## Start Entries provided

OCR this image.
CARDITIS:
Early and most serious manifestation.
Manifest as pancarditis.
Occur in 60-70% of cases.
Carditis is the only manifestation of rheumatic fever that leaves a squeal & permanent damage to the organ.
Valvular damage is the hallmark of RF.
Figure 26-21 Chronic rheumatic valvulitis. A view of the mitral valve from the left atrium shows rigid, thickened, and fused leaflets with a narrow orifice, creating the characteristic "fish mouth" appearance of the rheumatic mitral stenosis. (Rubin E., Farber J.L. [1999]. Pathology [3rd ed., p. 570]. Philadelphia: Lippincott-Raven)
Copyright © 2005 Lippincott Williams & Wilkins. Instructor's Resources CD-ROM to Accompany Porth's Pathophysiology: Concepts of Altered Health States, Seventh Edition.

## End Entries provided

Your task is to extract all of the records exactly.

OCR this image.
CARDITIS:
Early and most serious manifestation.
Manifest as pancarditis.
Occur in 60-70% of cases.
Carditis is the only manifestation of rheumatic fever that leaves a squeal & permanent damage to the organ.
Valvular damage is the hallmark of RF.
Figure 26-21 Chronic rheumatic valvulitis. A view of the mitral valve from the left atrium shows rigid, thickened, and fused leaflets with a narrow orifice, creating the characteristic "fish mouth" appearance of the rheumatic mitral stenosis. (Rubin E., Farber J.L. [1999]. Pathology [3rd ed., p. 570]. Philadelphia: Lippincott-Raven)
Copyright © 2005 Lippincott Williams & Wilkins. Instructor's Resources CD-ROM to Accompany Porth's Pathophysiology: Concepts of Altered Health States, Seventh Edition.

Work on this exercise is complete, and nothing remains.